Set task
Repeat the lines below exactly as they appear, but leave out the images.

______________________________

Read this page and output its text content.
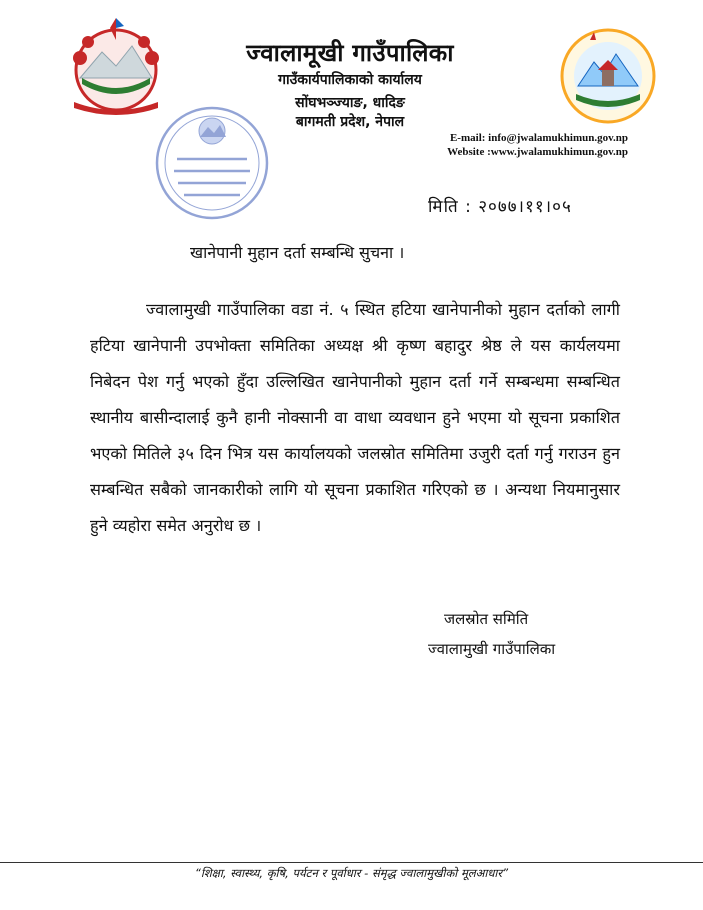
ज्वालामूखी गाउँपालिका
गाउँकार्यपालिकाको कार्यालय
सोंघभञ्ज्याङ, धादिङ
बागमती प्रदेश, नेपाल
E-mail: info@jwalamukhimun.gov.np
Website :www.jwalamukhimun.gov.np
मिति : २०७७।११।०५
खानेपानी मुहान दर्ता सम्बन्धि सुचना ।

ज्वालामुखी गाउँपालिका वडा नं. ५ स्थित हटिया खानेपानीको मुहान दर्ताको लागी हटिया खानेपानी उपभोक्ता समितिका अध्यक्ष श्री कृष्ण बहादुर श्रेष्ठ ले यस कार्यलयमा निबेदन पेश गर्नु भएको हुँदा उल्लिखित खानेपानीको मुहान दर्ता गर्ने सम्बन्धमा सम्बन्धित स्थानीय बासीन्दालाई कुनै हानी नोक्सानी वा वाधा व्यवधान हुने भएमा यो सूचना प्रकाशित भएको मितिले ३५ दिन भित्र यस कार्यालयको जलस्रोत समितिमा उजुरी दर्ता गर्नु गराउन हुन सम्बन्धित सबैको जानकारीको लागि यो सूचना प्रकाशित गरिएको छ । अन्यथा नियमानुसार हुने व्यहोरा समेत अनुरोध छ ।

जलस्रोत समिति
ज्वालामुखी गाउँपालिका
“शिक्षा, स्वास्थ्य, कृषि, पर्यटन र पूर्वाधार - संमृद्ध ज्वालामुखीको मूलआधार”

______________________________

Correct response
Read this page and output its text content.
ज्वालामूखी गाउँपालिका
गाउँकार्यपालिकाको कार्यालय
सोंघभञ्ज्याङ, धादिङ
बागमती प्रदेश, नेपाल
E-mail: info@jwalamukhimun.gov.np
Website :www.jwalamukhimun.gov.np
मिति : २०७७।११।०५
खानेपानी मुहान दर्ता सम्बन्धि सुचना ।

ज्वालामुखी गाउँपालिका वडा नं. ५ स्थित हटिया खानेपानीको मुहान दर्ताको लागी हटिया खानेपानी उपभोक्ता समितिका अध्यक्ष श्री कृष्ण बहादुर श्रेष्ठ ले यस कार्यलयमा निबेदन पेश गर्नु भएको हुँदा उल्लिखित खानेपानीको मुहान दर्ता गर्ने सम्बन्धमा सम्बन्धित स्थानीय बासीन्दालाई कुनै हानी नोक्सानी वा वाधा व्यवधान हुने भएमा यो सूचना प्रकाशित भएको मितिले ३५ दिन भित्र यस कार्यालयको जलस्रोत समितिमा उजुरी दर्ता गर्नु गराउन हुन सम्बन्धित सबैको जानकारीको लागि यो सूचना प्रकाशित गरिएको छ । अन्यथा नियमानुसार हुने व्यहोरा समेत अनुरोध छ ।

जलस्रोत समिति
ज्वालामुखी गाउँपालिका
“शिक्षा, स्वास्थ्य, कृषि, पर्यटन र पूर्वाधार - संमृद्ध ज्वालामुखीको मूलआधार”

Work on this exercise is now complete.